• _SHORT PROBLEM_
Repeat each entry word for word. Leave any images out of the copy.

☆ ☆ ☆ ☆

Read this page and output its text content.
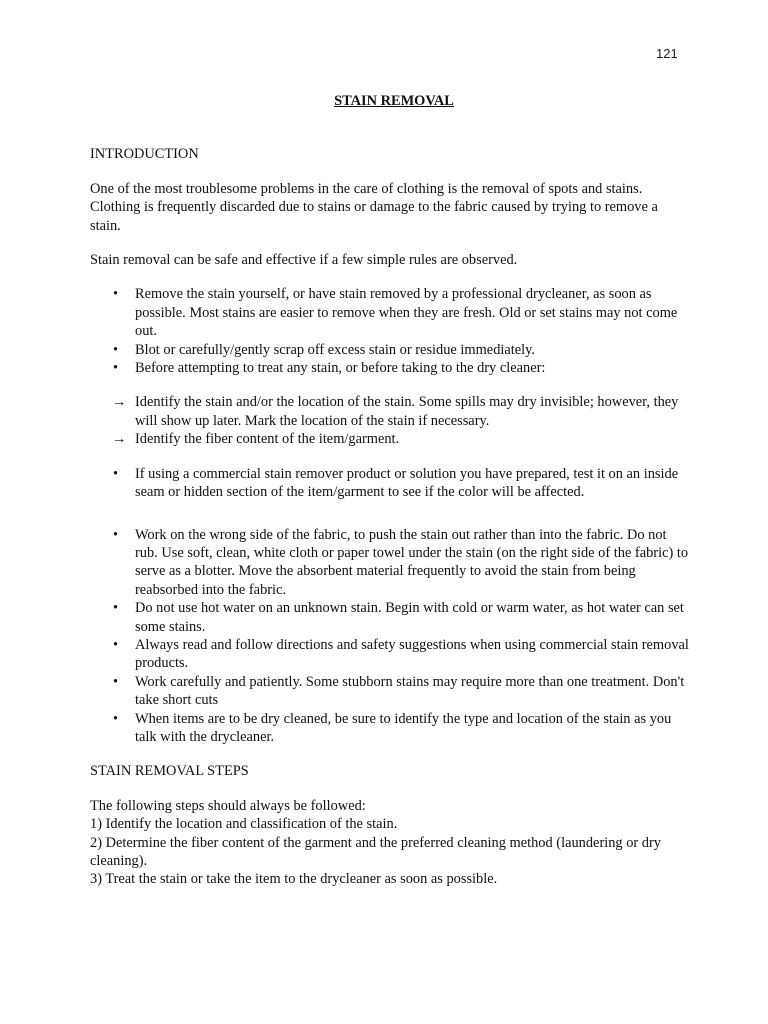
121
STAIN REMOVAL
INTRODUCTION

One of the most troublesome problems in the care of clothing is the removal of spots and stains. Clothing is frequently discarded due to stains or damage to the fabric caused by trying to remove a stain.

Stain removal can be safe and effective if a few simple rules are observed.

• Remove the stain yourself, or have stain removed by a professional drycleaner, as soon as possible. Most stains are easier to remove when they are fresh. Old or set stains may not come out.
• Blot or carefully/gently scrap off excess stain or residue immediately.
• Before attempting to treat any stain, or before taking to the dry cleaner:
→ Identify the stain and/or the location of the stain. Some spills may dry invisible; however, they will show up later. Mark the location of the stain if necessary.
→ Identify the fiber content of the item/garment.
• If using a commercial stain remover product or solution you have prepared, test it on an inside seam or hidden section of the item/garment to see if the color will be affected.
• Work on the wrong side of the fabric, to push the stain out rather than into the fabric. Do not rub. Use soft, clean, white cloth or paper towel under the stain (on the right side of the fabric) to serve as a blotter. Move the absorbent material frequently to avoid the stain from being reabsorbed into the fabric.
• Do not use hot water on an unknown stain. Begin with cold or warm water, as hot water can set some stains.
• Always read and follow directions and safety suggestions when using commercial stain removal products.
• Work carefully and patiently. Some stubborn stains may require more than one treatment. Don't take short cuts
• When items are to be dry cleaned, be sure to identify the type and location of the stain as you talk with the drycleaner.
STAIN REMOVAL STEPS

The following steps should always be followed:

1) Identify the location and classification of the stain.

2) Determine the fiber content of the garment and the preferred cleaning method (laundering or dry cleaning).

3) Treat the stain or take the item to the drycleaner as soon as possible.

☆ ☆ ☆ ☆

• _WORKED SOLUTION_
Read this page and output its text content.
121
STAIN REMOVAL
INTRODUCTION

One of the most troublesome problems in the care of clothing is the removal of spots and stains. Clothing is frequently discarded due to stains or damage to the fabric caused by trying to remove a stain.

Stain removal can be safe and effective if a few simple rules are observed.

• Remove the stain yourself, or have stain removed by a professional drycleaner, as soon as possible. Most stains are easier to remove when they are fresh. Old or set stains may not come out.
• Blot or carefully/gently scrap off excess stain or residue immediately.
• Before attempting to treat any stain, or before taking to the dry cleaner:
→ Identify the stain and/or the location of the stain. Some spills may dry invisible; however, they will show up later. Mark the location of the stain if necessary.
→ Identify the fiber content of the item/garment.
• If using a commercial stain remover product or solution you have prepared, test it on an inside seam or hidden section of the item/garment to see if the color will be affected.
• Work on the wrong side of the fabric, to push the stain out rather than into the fabric. Do not rub. Use soft, clean, white cloth or paper towel under the stain (on the right side of the fabric) to serve as a blotter. Move the absorbent material frequently to avoid the stain from being reabsorbed into the fabric.
• Do not use hot water on an unknown stain. Begin with cold or warm water, as hot water can set some stains.
• Always read and follow directions and safety suggestions when using commercial stain removal products.
• Work carefully and patiently. Some stubborn stains may require more than one treatment. Don't take short cuts
• When items are to be dry cleaned, be sure to identify the type and location of the stain as you talk with the drycleaner.
STAIN REMOVAL STEPS

The following steps should always be followed:

1) Identify the location and classification of the stain.

2) Determine the fiber content of the garment and the preferred cleaning method (laundering or dry cleaning).

3) Treat the stain or take the item to the drycleaner as soon as possible.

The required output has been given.